*Work to complete*:
Copy the records starting at the first line and ending at the line containing "volume-area [438,770,462,787]", both included.

*Raw data*:
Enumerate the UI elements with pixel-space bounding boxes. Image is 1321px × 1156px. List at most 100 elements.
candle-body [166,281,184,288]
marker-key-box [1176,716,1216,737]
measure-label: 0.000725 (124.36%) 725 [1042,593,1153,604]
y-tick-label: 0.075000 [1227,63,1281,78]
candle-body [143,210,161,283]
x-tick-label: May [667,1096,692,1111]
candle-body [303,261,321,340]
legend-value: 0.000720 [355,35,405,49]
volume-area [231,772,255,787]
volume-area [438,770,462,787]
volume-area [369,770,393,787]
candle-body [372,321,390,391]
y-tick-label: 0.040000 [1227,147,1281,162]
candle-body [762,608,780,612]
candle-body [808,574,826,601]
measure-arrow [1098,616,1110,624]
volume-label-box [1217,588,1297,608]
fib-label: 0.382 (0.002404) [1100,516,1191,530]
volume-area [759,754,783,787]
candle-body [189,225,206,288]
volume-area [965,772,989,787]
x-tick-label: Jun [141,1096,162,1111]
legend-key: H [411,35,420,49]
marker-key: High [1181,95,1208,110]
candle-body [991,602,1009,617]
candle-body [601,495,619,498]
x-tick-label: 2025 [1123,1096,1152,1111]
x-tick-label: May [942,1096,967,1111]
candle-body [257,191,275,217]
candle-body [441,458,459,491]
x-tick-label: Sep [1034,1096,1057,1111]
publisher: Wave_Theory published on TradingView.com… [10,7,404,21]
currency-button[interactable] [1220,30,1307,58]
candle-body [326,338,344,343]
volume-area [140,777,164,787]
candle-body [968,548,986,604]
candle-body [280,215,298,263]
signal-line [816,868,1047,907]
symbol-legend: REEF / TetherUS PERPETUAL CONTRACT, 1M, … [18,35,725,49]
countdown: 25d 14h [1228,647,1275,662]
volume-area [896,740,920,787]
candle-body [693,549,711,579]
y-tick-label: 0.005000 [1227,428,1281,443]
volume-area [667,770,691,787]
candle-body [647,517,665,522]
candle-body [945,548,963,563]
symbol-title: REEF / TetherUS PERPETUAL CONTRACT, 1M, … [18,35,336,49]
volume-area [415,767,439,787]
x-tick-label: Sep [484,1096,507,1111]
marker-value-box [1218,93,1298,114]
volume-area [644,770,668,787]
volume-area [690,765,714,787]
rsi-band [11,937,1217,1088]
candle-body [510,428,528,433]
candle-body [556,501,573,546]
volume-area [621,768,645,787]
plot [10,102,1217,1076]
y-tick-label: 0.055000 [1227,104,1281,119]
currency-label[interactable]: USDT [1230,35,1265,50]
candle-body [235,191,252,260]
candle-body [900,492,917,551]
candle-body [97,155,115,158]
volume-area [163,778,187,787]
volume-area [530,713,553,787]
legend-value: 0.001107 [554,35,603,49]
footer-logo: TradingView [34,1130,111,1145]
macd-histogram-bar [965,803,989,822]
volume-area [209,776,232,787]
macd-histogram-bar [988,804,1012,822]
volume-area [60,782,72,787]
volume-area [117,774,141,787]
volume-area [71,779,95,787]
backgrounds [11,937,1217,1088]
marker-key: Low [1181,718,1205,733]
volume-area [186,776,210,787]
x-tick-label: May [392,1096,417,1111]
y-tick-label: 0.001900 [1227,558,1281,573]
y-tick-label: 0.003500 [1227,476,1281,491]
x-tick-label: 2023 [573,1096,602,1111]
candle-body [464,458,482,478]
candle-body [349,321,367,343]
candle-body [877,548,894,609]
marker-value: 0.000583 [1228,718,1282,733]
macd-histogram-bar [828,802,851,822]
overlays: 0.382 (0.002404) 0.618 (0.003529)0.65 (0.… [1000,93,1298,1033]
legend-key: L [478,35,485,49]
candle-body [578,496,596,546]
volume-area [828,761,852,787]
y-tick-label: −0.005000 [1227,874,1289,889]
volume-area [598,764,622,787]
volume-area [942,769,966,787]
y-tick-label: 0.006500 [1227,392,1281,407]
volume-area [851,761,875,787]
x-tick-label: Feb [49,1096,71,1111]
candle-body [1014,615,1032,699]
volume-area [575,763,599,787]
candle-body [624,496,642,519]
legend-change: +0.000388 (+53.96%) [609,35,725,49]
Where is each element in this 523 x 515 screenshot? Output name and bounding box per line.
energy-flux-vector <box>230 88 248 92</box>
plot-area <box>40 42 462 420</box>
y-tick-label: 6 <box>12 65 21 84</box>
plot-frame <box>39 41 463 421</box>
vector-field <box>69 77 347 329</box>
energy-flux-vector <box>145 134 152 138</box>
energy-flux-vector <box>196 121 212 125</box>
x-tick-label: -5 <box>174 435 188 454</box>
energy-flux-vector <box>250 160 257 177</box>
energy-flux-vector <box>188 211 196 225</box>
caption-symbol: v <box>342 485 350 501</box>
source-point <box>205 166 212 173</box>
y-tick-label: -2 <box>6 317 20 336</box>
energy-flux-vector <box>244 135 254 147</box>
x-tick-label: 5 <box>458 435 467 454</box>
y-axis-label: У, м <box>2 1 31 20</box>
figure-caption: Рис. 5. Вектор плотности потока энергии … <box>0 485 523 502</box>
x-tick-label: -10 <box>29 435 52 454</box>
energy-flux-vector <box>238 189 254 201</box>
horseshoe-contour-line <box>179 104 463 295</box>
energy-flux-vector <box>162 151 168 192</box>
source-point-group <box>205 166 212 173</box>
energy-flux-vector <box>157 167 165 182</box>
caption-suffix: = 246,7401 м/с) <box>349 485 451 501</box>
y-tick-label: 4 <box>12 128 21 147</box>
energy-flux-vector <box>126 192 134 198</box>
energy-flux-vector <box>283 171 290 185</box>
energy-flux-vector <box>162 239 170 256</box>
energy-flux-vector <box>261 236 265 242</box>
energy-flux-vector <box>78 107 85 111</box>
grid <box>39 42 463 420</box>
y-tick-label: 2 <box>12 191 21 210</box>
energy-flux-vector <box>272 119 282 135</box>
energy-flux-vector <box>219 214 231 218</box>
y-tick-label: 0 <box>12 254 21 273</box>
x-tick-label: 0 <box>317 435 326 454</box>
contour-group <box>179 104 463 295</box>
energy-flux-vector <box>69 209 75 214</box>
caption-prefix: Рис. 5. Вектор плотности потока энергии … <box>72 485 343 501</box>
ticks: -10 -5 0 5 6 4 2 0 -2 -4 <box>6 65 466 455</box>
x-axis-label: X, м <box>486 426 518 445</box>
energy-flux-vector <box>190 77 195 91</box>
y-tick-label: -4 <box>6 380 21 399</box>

*Solution below*:
Enumerate the UI elements with pixel-space bounding boxes. Image is 1321px × 1156px. List at most 100 elements.
candle-body [166,281,184,288]
marker-key-box [1176,716,1216,737]
measure-label: 0.000725 (124.36%) 725 [1042,593,1153,604]
y-tick-label: 0.075000 [1227,63,1281,78]
candle-body [143,210,161,283]
x-tick-label: May [667,1096,692,1111]
candle-body [303,261,321,340]
legend-value: 0.000720 [355,35,405,49]
volume-area [231,772,255,787]
volume-area [438,770,462,787]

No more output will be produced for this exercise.